● Textauszug

────

WOBA-Verkauf soll insgesamt über 1,7 Milliarden Euro bringen

Die Zahl klingt gewaltig: 1,7 Milliarden Euro will der Investmentfonds Fortress für die WOBA Dresden zahlen. Oberbürgermeister Ingolf Roßberg wird nicht müde, die Vorteile des Milliarden-Deals zu loben: vollständige Entschuldung der Stadt, genügend Geld für Kitas.

Doch der Verkauf hat nur eine sehr knappe Mehrheit im Stadtrat. Am 9. März soll der Stadtrat über den Verkauf der WOBA abstimmen. Das Angebot ist verlockend: Die New Yorker Unternehmensgruppe Fortress mit Sitz in Frankfurt kauft die WOBA für 1,7 Milliarden Euro. Nach Abzug der Woba-Schulden bleiben noch stattliche 980 Millionen Euro übrig. Die sollen komplett in die Schuldentilgung fließen, wie Oberbürgermeister Ingolf Roßberg nach der Sitzung der Lenkungsgruppe bekannt gab.
Der Verkaufspreis übertrifft bei weitem die Erwartungen. 650 Millionen Euro waren für eine Teilentschuldung im Haushalt eingeplant. Die 980 Millionen reichen für eine vollständige Tilgung der Schulden und es bleibt sogar noch etwas übrig. Wenn der Verkauf zustande kommt, könnte beispielsweise sofort das Geld für Investitionen in den Kitas bereit gestellt werden, sagte Roßberg.
Doch im Stadtrat gibt es auch Stimmen gegen den Verkauf. Die Mehrheit der Befürworter ist hauchdünn. Die SPD-Fraktion will am 9. März gegen den Verkauf stimmen. Zwei Bieter waren als künftige Eigentümer der Woba zum Schluss noch im Rennen: Fortress und Apellas. Letztere bot aber rund 50 Millionen Euro weniger und ist damit aus dem Rennen. Beide haben die Sozialcharta anerkannt und noch darüber hinaus Zusagen gemacht. Stadträtin Sabine Friedel (SPD) geht das nicht weit genug.
Die Fortress hat in Deutschland schon zwei andere Immobilenkäufe abgeschlossen. Darunter der Kauf der Gagfah von der Bundesversicherungsanstalt für Angestellte mit 77.000 Wohnungen. Die WOBA räumt Bedenken gegen den neuen Eigentümer aus. Am 9. März müssen sich die Stadträte für oder gegen den WOBA-Verkauf entscheiden. Denn nur bis 10. März sind die beiden Angebote gültig, sagte Roßberg.

────

● Zu prüfendes Material

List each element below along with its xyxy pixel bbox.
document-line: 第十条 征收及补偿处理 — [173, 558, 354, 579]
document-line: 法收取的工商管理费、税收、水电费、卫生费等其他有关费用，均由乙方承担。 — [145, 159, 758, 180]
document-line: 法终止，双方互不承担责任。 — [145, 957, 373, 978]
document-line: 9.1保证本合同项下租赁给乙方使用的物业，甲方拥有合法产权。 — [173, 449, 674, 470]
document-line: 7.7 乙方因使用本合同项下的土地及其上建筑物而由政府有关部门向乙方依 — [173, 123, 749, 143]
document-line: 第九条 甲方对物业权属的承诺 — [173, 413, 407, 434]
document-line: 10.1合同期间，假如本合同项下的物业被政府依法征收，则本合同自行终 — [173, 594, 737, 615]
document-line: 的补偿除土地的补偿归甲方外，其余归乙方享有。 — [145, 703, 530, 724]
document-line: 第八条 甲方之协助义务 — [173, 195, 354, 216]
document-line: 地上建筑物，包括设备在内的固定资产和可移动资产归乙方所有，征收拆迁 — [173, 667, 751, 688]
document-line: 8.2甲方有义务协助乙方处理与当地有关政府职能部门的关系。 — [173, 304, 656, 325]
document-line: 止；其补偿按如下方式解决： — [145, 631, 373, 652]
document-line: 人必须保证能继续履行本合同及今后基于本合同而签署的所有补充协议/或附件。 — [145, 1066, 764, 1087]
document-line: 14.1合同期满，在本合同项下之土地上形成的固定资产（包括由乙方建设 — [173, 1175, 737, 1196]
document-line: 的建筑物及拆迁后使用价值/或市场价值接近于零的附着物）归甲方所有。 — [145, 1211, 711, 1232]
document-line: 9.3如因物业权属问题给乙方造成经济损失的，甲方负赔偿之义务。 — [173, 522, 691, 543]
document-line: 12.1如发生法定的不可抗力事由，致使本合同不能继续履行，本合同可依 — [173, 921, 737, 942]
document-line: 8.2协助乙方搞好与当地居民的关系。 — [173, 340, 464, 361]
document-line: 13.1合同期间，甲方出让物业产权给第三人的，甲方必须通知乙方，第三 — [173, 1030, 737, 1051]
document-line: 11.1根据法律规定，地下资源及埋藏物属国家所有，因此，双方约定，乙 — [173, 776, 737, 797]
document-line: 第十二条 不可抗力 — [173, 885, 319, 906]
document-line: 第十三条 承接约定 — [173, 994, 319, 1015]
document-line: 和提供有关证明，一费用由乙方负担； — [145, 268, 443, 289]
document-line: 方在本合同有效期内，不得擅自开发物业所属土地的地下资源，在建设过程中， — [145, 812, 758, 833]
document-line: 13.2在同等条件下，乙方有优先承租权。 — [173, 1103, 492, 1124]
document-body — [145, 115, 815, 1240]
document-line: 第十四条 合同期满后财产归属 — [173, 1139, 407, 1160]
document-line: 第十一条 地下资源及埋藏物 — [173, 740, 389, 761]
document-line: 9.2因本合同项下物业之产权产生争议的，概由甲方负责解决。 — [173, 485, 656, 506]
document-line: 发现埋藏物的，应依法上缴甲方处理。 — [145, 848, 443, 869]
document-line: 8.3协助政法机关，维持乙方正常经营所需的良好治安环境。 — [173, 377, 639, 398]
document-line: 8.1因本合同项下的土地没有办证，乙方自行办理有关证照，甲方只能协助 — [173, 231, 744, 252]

────

● Teile der Übung
a - Wie viel Geld bleibt laut dem Textauszug nach Abzug der WOBA-Schulden vom Kaufpreis übrig?
b - Wiederholen Sie aus dem Textauszug den Abschnitt zwischen „Die Zahl klingt“ und „Lenkungsgruppe bekannt gab.“, beide eingeschlossen.

● Antworten
a - 980 Millionen Euro.

b -
Die Zahl klingt gewaltig: 1,7 Milliarden Euro will der Investmentfonds Fortress für die WOBA Dresden zahlen. Oberbürgermeister Ingolf Roßberg wird nicht müde, die Vorteile des Milliarden-Deals zu loben: vollständige Entschuldung der Stadt, genügend Geld für Kitas.

Doch der Verkauf hat nur eine sehr knappe Mehrheit im Stadtrat. Am 9. März soll der Stadtrat über den Verkauf der WOBA abstimmen. Das Angebot ist verlockend: Die New Yorker Unternehmensgruppe Fortress mit Sitz in Frankfurt kauft die WOBA für 1,7 Milliarden Euro. Nach Abzug der Woba-Schulden bleiben noch stattliche 980 Millionen Euro übrig. Die sollen komplett in die Schuldentilgung fließen, wie Oberbürgermeister Ingolf Roßberg nach der Sitzung der Lenkungsgruppe bekannt gab.